_Quoted passage_
****
Think of it this way: you're paying by Bitcoin, but you're guaranteeing that you won't drink the minibar dry or trash the room with a credit card. This won't change until there's a well-established Bitcoin credit facility.


This seems good. But at the heart of it I fear it defeats the whole point of Bitcoin the payment system. Why? I thought the whole point of Bitcoin was to create a decentralized payment system. And here is Coinbase (or Bitpay) becoming centralized payment systems...


Yeah, I hear you. I am hoping they are just crutches to bootstrap bitcoin adoption. If bitcoins become popular, perhaps we can lose the crutches. Or perhaps we'll have tons of competing escrow businesses.

What is it with humans' tendency to centralise anyways? Here is democracy... now here's an all-powerful president and congressional oligarchy. Here is the industrial revolution to facilitate transportation of goods all around the countryside... now here are the giant megalopolises in which most of us now live. Here is the internet... now here's Gmail, the single location to email, and Facebook, the single location to put all of your personal data. Here are DVCSes... now here is github, a place to centralise all of our DVCS work.

Maybe there's just something fundamentally ingrained in human psychology that makes us converge like this.


> What is it with humans' tendency to centralise anyways?
****
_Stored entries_
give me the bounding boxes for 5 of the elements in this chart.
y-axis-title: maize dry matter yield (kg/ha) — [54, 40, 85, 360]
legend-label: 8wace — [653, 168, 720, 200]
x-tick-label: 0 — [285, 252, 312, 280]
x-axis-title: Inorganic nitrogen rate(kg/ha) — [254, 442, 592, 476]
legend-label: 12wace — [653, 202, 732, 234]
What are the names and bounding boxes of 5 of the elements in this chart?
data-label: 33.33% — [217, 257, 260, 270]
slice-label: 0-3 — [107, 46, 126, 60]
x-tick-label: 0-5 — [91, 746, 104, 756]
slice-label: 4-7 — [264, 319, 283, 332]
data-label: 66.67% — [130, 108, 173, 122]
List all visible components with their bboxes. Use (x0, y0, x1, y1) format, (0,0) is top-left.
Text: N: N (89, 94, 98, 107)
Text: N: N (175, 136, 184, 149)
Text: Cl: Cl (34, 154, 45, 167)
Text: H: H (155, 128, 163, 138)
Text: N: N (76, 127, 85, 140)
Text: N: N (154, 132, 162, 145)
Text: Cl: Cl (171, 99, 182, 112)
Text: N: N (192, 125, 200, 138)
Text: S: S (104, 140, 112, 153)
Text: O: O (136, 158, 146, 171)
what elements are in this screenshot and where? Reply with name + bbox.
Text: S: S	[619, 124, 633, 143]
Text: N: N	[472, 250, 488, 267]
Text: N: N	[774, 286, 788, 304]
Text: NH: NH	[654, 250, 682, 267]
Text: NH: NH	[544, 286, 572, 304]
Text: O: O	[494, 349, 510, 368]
****
_Set of tasks_
1) Answer these questions about the Bitcoin discussion.
(a) What does paying with a credit card guarantee you won't do to the minibar or the room?
(b) Which two companies are named as becoming centralized payment systems?
(c) What is github described as a place for?
2) Rewrite the part of the Bitcoin discussion that opens with the words containing "Yeah, I hear" and closes with "converge like this.", putting "Outlook" in place of "Gmail".

_Answers to each task_
1)
(a) Drink the minibar dry or trash the room.
(b) Coinbase and Bitpay.
(c) To centralise all of our DVCS work.

2)
Yeah, I hear you. I am hoping they are just crutches to bootstrap bitcoin adoption. If bitcoins become popular, perhaps we can lose the crutches. Or perhaps we'll have tons of competing escrow businesses.

What is it with humans' tendency to centralise anyways? Here is democracy... now here's an all-powerful president and congressional oligarchy. Here is the industrial revolution to facilitate transportation of goods all around the countryside... now here are the giant megalopolises in which most of us now live. Here is the internet... now here's Outlook, the single location to email, and Facebook, the single location to put all of your personal data. Here are DVCSes... now here is github, a place to centralise all of our DVCS work.

Maybe there's just something fundamentally ingrained in human psychology that makes us converge like this.